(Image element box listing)
=======

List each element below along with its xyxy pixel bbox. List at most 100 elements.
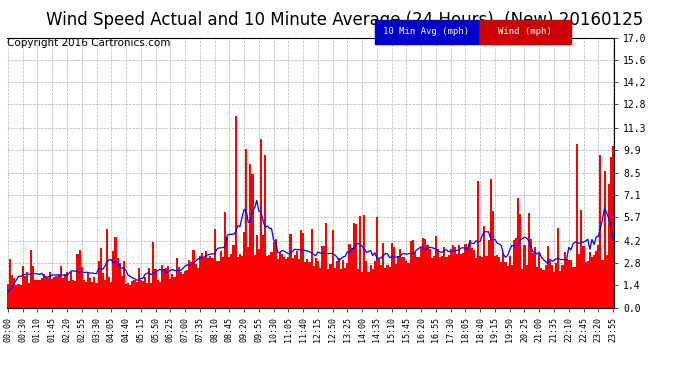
Bar	[99, 248, 102, 308]
Bar	[277, 258, 279, 308]
Bar	[163, 269, 165, 308]
Bar	[146, 283, 148, 308]
Bar	[522, 269, 524, 308]
Bar	[414, 252, 416, 308]
Text: Wind Speed Actual and 10 Minute Average (24 Hours)  (New) 20160125: Wind Speed Actual and 10 Minute Average …	[46, 11, 644, 29]
Bar	[201, 254, 203, 308]
Bar	[446, 257, 448, 307]
Bar	[285, 259, 287, 308]
Bar	[502, 252, 504, 308]
Bar	[580, 210, 582, 308]
Bar	[254, 255, 256, 308]
Bar	[30, 250, 32, 308]
Bar	[471, 248, 473, 308]
Bar	[376, 217, 378, 308]
Bar	[422, 238, 424, 308]
Bar	[509, 256, 511, 307]
Bar	[108, 277, 110, 308]
Bar	[576, 144, 578, 308]
Bar	[469, 240, 471, 308]
Bar	[197, 268, 199, 308]
Bar	[131, 281, 133, 308]
Bar	[568, 260, 570, 308]
Bar	[506, 266, 509, 308]
Bar	[496, 255, 498, 308]
Bar	[205, 251, 207, 308]
Bar	[165, 268, 167, 308]
Bar	[572, 267, 574, 308]
Bar	[403, 257, 406, 307]
Bar	[323, 246, 325, 308]
Bar	[416, 258, 418, 307]
Bar	[428, 249, 431, 308]
Bar	[534, 247, 536, 308]
Bar	[171, 274, 173, 308]
Bar	[546, 246, 549, 308]
Bar	[104, 280, 106, 308]
Bar	[235, 116, 237, 308]
Bar	[102, 273, 104, 308]
Bar	[536, 267, 538, 308]
Bar	[310, 230, 313, 308]
Bar	[273, 242, 275, 308]
Bar	[207, 258, 209, 308]
Bar	[243, 232, 245, 308]
Bar	[435, 236, 437, 308]
Bar	[135, 282, 137, 308]
Bar	[578, 254, 580, 308]
Bar	[97, 261, 99, 308]
Bar	[28, 284, 30, 308]
Bar	[361, 272, 363, 308]
Bar	[386, 265, 388, 308]
Bar	[321, 246, 323, 308]
Bar	[233, 245, 235, 308]
Bar	[222, 257, 224, 307]
Bar	[586, 261, 589, 308]
Bar	[370, 265, 372, 308]
Bar	[123, 261, 125, 308]
Bar	[213, 229, 215, 308]
Bar	[211, 258, 213, 307]
Bar	[178, 267, 180, 308]
Bar	[348, 244, 351, 308]
Bar	[218, 261, 220, 308]
Bar	[150, 283, 152, 308]
Bar	[53, 277, 55, 308]
Bar	[524, 244, 526, 308]
Text: 10 Min Avg (mph): 10 Min Avg (mph)	[384, 27, 469, 36]
Bar	[420, 248, 422, 308]
Bar	[133, 280, 135, 308]
Bar	[49, 272, 51, 308]
Bar	[68, 280, 70, 308]
Bar	[553, 272, 555, 308]
Bar	[270, 252, 273, 308]
Bar	[589, 252, 591, 308]
Bar	[251, 174, 254, 308]
Bar	[338, 258, 340, 308]
Bar	[304, 262, 306, 308]
Bar	[486, 256, 488, 308]
Bar	[408, 262, 410, 308]
Bar	[484, 226, 486, 308]
Bar	[34, 280, 37, 308]
Bar	[241, 256, 243, 308]
Bar	[374, 261, 376, 308]
Bar	[199, 256, 201, 307]
Bar	[517, 198, 520, 308]
Bar	[317, 261, 319, 308]
Bar	[538, 254, 540, 308]
Bar	[289, 234, 292, 308]
Bar	[540, 268, 542, 308]
Bar	[558, 228, 560, 308]
Bar	[353, 223, 355, 308]
Bar	[479, 256, 482, 307]
Bar	[600, 155, 602, 308]
Bar	[560, 271, 562, 308]
Bar	[595, 251, 598, 308]
Bar	[45, 276, 47, 308]
Text: Wind (mph): Wind (mph)	[497, 27, 551, 36]
Bar	[155, 268, 157, 308]
Bar	[437, 249, 439, 308]
Bar	[399, 249, 401, 308]
Bar	[532, 253, 534, 308]
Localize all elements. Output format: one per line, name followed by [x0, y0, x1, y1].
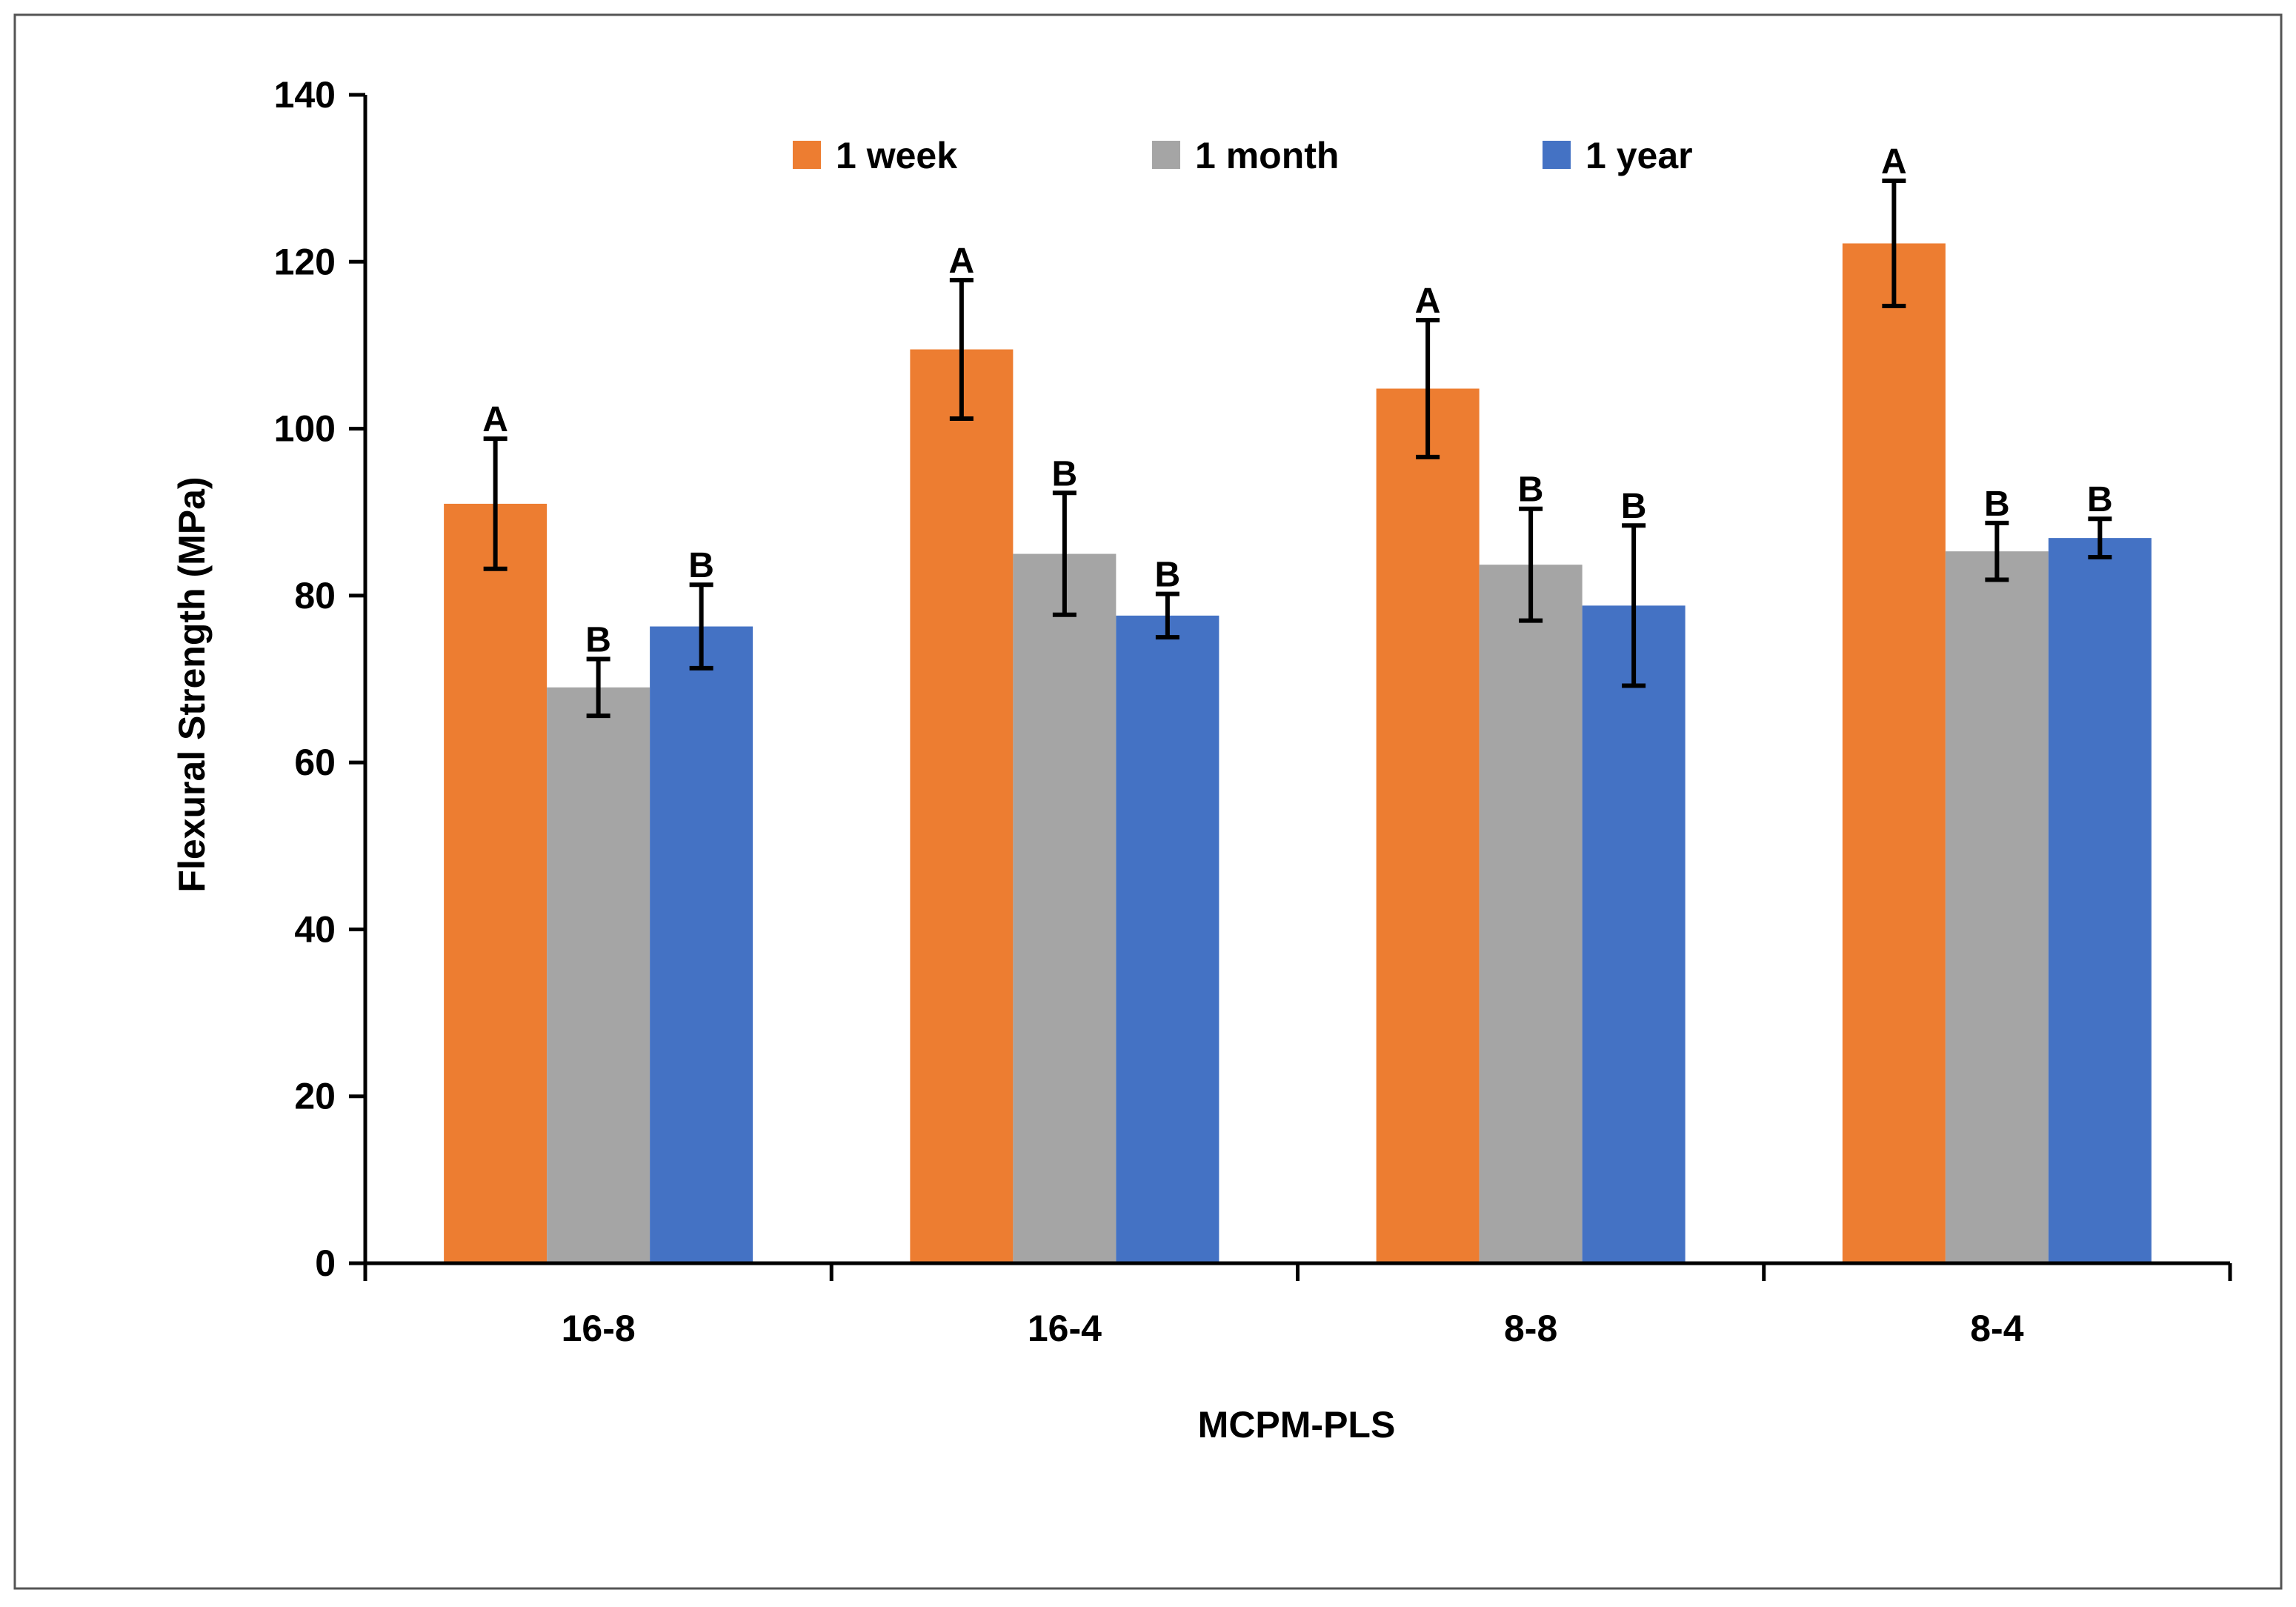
significance-label-1-week-8-8: A [1415, 282, 1441, 321]
bar-1-month-16-4 [1013, 553, 1117, 1263]
significance-label-1-month-8-8: B [1518, 470, 1544, 510]
bar-1-year-8-8 [1582, 605, 1686, 1263]
significance-label-1-year-8-4: B [2087, 480, 2113, 519]
legend-label-1-week: 1 week [836, 135, 957, 176]
y-axis-title: Flexural Strength (MPa) [171, 476, 213, 892]
y-tick-label-120: 120 [274, 241, 336, 282]
tick-labels-layer: 0 20 40 60 80 100 120 140 16-8 16-4 8-8 8-4 [274, 74, 2024, 1349]
error-bars-layer [483, 179, 2112, 719]
significance-label-1-year-16-8: B [688, 546, 714, 585]
legend-swatch-1-week [793, 141, 821, 169]
bar-1-month-16-8 [547, 687, 650, 1263]
significance-label-1-month-16-4: B [1052, 454, 1078, 493]
y-tick-label-40: 40 [294, 908, 336, 950]
legend-swatch-1-year [1543, 141, 1571, 169]
x-tick-label-16-8: 16-8 [562, 1308, 636, 1349]
x-axis-title: MCPM-PLS [1198, 1404, 1396, 1445]
bar-1-week-16-4 [910, 349, 1014, 1264]
y-tick-label-20: 20 [294, 1076, 336, 1117]
significance-label-1-week-16-8: A [482, 400, 508, 439]
bar-1-year-16-8 [650, 626, 753, 1263]
y-tick-label-0: 0 [315, 1242, 336, 1284]
bar-1-year-8-4 [2048, 538, 2152, 1263]
significance-labels-layer: A B B A B B A B B A B B [482, 142, 2112, 659]
y-tick-label-100: 100 [274, 408, 336, 450]
axes-layer [349, 93, 2232, 1281]
y-tick-label-140: 140 [274, 74, 336, 116]
bar-1-week-16-8 [444, 503, 548, 1264]
legend-swatch-1-month [1152, 141, 1180, 169]
bars-layer [444, 243, 2152, 1264]
significance-label-1-month-8-4: B [1984, 485, 2010, 524]
bar-1-week-8-4 [1842, 243, 1946, 1263]
bar-1-month-8-8 [1479, 565, 1583, 1263]
x-tick-label-8-4: 8-4 [1970, 1308, 2023, 1349]
significance-label-1-year-16-4: B [1155, 556, 1181, 595]
y-tick-label-80: 80 [294, 575, 336, 616]
y-tick-label-60: 60 [294, 742, 336, 783]
x-tick-label-16-4: 16-4 [1028, 1308, 1102, 1349]
legend: 1 week 1 month 1 year [793, 135, 1693, 176]
bar-1-week-8-8 [1376, 388, 1480, 1263]
significance-label-1-year-8-8: B [1621, 487, 1647, 526]
significance-label-1-week-8-4: A [1881, 142, 1907, 182]
bar-1-month-8-4 [1945, 551, 2049, 1263]
bar-1-year-16-4 [1116, 615, 1219, 1263]
legend-label-1-year: 1 year [1585, 135, 1693, 176]
significance-label-1-month-16-8: B [585, 620, 611, 659]
legend-label-1-month: 1 month [1195, 135, 1339, 176]
x-tick-label-8-8: 8-8 [1504, 1308, 1557, 1349]
significance-label-1-week-16-4: A [949, 242, 975, 281]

=======

• _Set exercise_
Return the entire listing above line for line without any changes, and leave the pictures out.

• _Complete output_
List each element below along with its xyxy pixel bbox. List at most 100 elements.
Bar	[99, 248, 102, 308]
Bar	[277, 258, 279, 308]
Bar	[163, 269, 165, 308]
Bar	[146, 283, 148, 308]
Bar	[522, 269, 524, 308]
Bar	[414, 252, 416, 308]
Text: Wind Speed Actual and 10 Minute Average (24 Hours)  (New) 20160125: Wind Speed Actual and 10 Minute Average …	[46, 11, 644, 29]
Bar	[201, 254, 203, 308]
Bar	[446, 257, 448, 307]
Bar	[285, 259, 287, 308]
Bar	[502, 252, 504, 308]
Bar	[580, 210, 582, 308]
Bar	[254, 255, 256, 308]
Bar	[30, 250, 32, 308]
Bar	[471, 248, 473, 308]
Bar	[376, 217, 378, 308]
Bar	[422, 238, 424, 308]
Bar	[509, 256, 511, 307]
Bar	[108, 277, 110, 308]
Bar	[576, 144, 578, 308]
Bar	[469, 240, 471, 308]
Bar	[197, 268, 199, 308]
Bar	[131, 281, 133, 308]
Bar	[568, 260, 570, 308]
Bar	[506, 266, 509, 308]
Bar	[496, 255, 498, 308]
Bar	[205, 251, 207, 308]
Bar	[165, 268, 167, 308]
Bar	[572, 267, 574, 308]
Bar	[403, 257, 406, 307]
Bar	[323, 246, 325, 308]
Bar	[416, 258, 418, 307]
Bar	[428, 249, 431, 308]
Bar	[534, 247, 536, 308]
Bar	[171, 274, 173, 308]
Bar	[546, 246, 549, 308]
Bar	[104, 280, 106, 308]
Bar	[235, 116, 237, 308]
Bar	[102, 273, 104, 308]
Bar	[536, 267, 538, 308]
Bar	[310, 230, 313, 308]
Bar	[273, 242, 275, 308]
Bar	[207, 258, 209, 308]
Bar	[243, 232, 245, 308]
Bar	[435, 236, 437, 308]
Bar	[135, 282, 137, 308]
Bar	[578, 254, 580, 308]
Bar	[97, 261, 99, 308]
Bar	[28, 284, 30, 308]
Bar	[361, 272, 363, 308]
Bar	[386, 265, 388, 308]
Bar	[321, 246, 323, 308]
Bar	[233, 245, 235, 308]
Bar	[222, 257, 224, 307]
Bar	[586, 261, 589, 308]
Bar	[370, 265, 372, 308]
Bar	[123, 261, 125, 308]
Bar	[213, 229, 215, 308]
Bar	[211, 258, 213, 307]
Bar	[178, 267, 180, 308]
Bar	[348, 244, 351, 308]
Bar	[218, 261, 220, 308]
Bar	[150, 283, 152, 308]
Bar	[53, 277, 55, 308]
Bar	[524, 244, 526, 308]
Text: 10 Min Avg (mph): 10 Min Avg (mph)	[384, 27, 469, 36]
Bar	[420, 248, 422, 308]
Bar	[133, 280, 135, 308]
Bar	[49, 272, 51, 308]
Bar	[68, 280, 70, 308]
Bar	[553, 272, 555, 308]
Bar	[270, 252, 273, 308]
Bar	[589, 252, 591, 308]
Bar	[251, 174, 254, 308]
Bar	[338, 258, 340, 308]
Bar	[304, 262, 306, 308]
Bar	[486, 256, 488, 308]
Bar	[408, 262, 410, 308]
Bar	[484, 226, 486, 308]
Bar	[34, 280, 37, 308]
Bar	[241, 256, 243, 308]
Bar	[374, 261, 376, 308]
Bar	[199, 256, 201, 307]
Bar	[517, 198, 520, 308]
Bar	[317, 261, 319, 308]
Bar	[538, 254, 540, 308]
Bar	[289, 234, 292, 308]
Bar	[540, 268, 542, 308]
Bar	[558, 228, 560, 308]
Bar	[353, 223, 355, 308]
Bar	[479, 256, 482, 307]
Bar	[600, 155, 602, 308]
Bar	[560, 271, 562, 308]
Bar	[595, 251, 598, 308]
Bar	[45, 276, 47, 308]
Text: Wind (mph): Wind (mph)	[497, 27, 551, 36]
Bar	[155, 268, 157, 308]
Bar	[437, 249, 439, 308]
Bar	[399, 249, 401, 308]
Bar	[532, 253, 534, 308]
Localize all elements. Output format: one per line, name followed by [x0, y0, x1, y1].
significance-label-1-week-8-8: A [1415, 282, 1441, 321]
bar-1-month-16-4 [1013, 553, 1117, 1263]
significance-label-1-month-8-8: B [1518, 470, 1544, 510]
bar-1-year-8-8 [1582, 605, 1686, 1263]
significance-label-1-year-8-4: B [2087, 480, 2113, 519]
legend-label-1-week: 1 week [836, 135, 957, 176]
y-axis-title: Flexural Strength (MPa) [171, 476, 213, 892]
y-tick-label-120: 120 [274, 241, 336, 282]
tick-labels-layer: 0 20 40 60 80 100 120 140 16-8 16-4 8-8 8-4 [274, 74, 2024, 1349]
error-bars-layer [483, 179, 2112, 719]
significance-label-1-year-16-8: B [688, 546, 714, 585]
legend-swatch-1-week [793, 141, 821, 169]
bar-1-month-16-8 [547, 687, 650, 1263]
significance-label-1-month-16-4: B [1052, 454, 1078, 493]
y-tick-label-40: 40 [294, 908, 336, 950]
legend-swatch-1-year [1543, 141, 1571, 169]
x-tick-label-16-8: 16-8 [562, 1308, 636, 1349]
x-axis-title: MCPM-PLS [1198, 1404, 1396, 1445]
bar-1-week-16-4 [910, 349, 1014, 1264]
y-tick-label-20: 20 [294, 1076, 336, 1117]
significance-label-1-week-16-8: A [482, 400, 508, 439]
bar-1-year-16-8 [650, 626, 753, 1263]
y-tick-label-0: 0 [315, 1242, 336, 1284]
bar-1-year-8-4 [2048, 538, 2152, 1263]
significance-labels-layer: A B B A B B A B B A B B [482, 142, 2112, 659]
y-tick-label-100: 100 [274, 408, 336, 450]
axes-layer [349, 93, 2232, 1281]
y-tick-label-140: 140 [274, 74, 336, 116]
bar-1-week-16-8 [444, 503, 548, 1264]
legend-swatch-1-month [1152, 141, 1180, 169]
bars-layer [444, 243, 2152, 1264]
significance-label-1-month-8-4: B [1984, 485, 2010, 524]
bar-1-week-8-4 [1842, 243, 1946, 1263]
bar-1-month-8-8 [1479, 565, 1583, 1263]
x-tick-label-8-4: 8-4 [1970, 1308, 2023, 1349]
significance-label-1-year-16-4: B [1155, 556, 1181, 595]
y-tick-label-80: 80 [294, 575, 336, 616]
y-tick-label-60: 60 [294, 742, 336, 783]
x-tick-label-16-4: 16-4 [1028, 1308, 1102, 1349]
legend: 1 week 1 month 1 year [793, 135, 1693, 176]
bar-1-week-8-8 [1376, 388, 1480, 1263]
significance-label-1-year-8-8: B [1621, 487, 1647, 526]
significance-label-1-week-8-4: A [1881, 142, 1907, 182]
bar-1-month-8-4 [1945, 551, 2049, 1263]
bar-1-year-16-4 [1116, 615, 1219, 1263]
legend-label-1-year: 1 year [1585, 135, 1693, 176]
significance-label-1-month-16-8: B [585, 620, 611, 659]
legend-label-1-month: 1 month [1195, 135, 1339, 176]
x-tick-label-8-8: 8-8 [1504, 1308, 1557, 1349]
significance-label-1-week-16-4: A [949, 242, 975, 281]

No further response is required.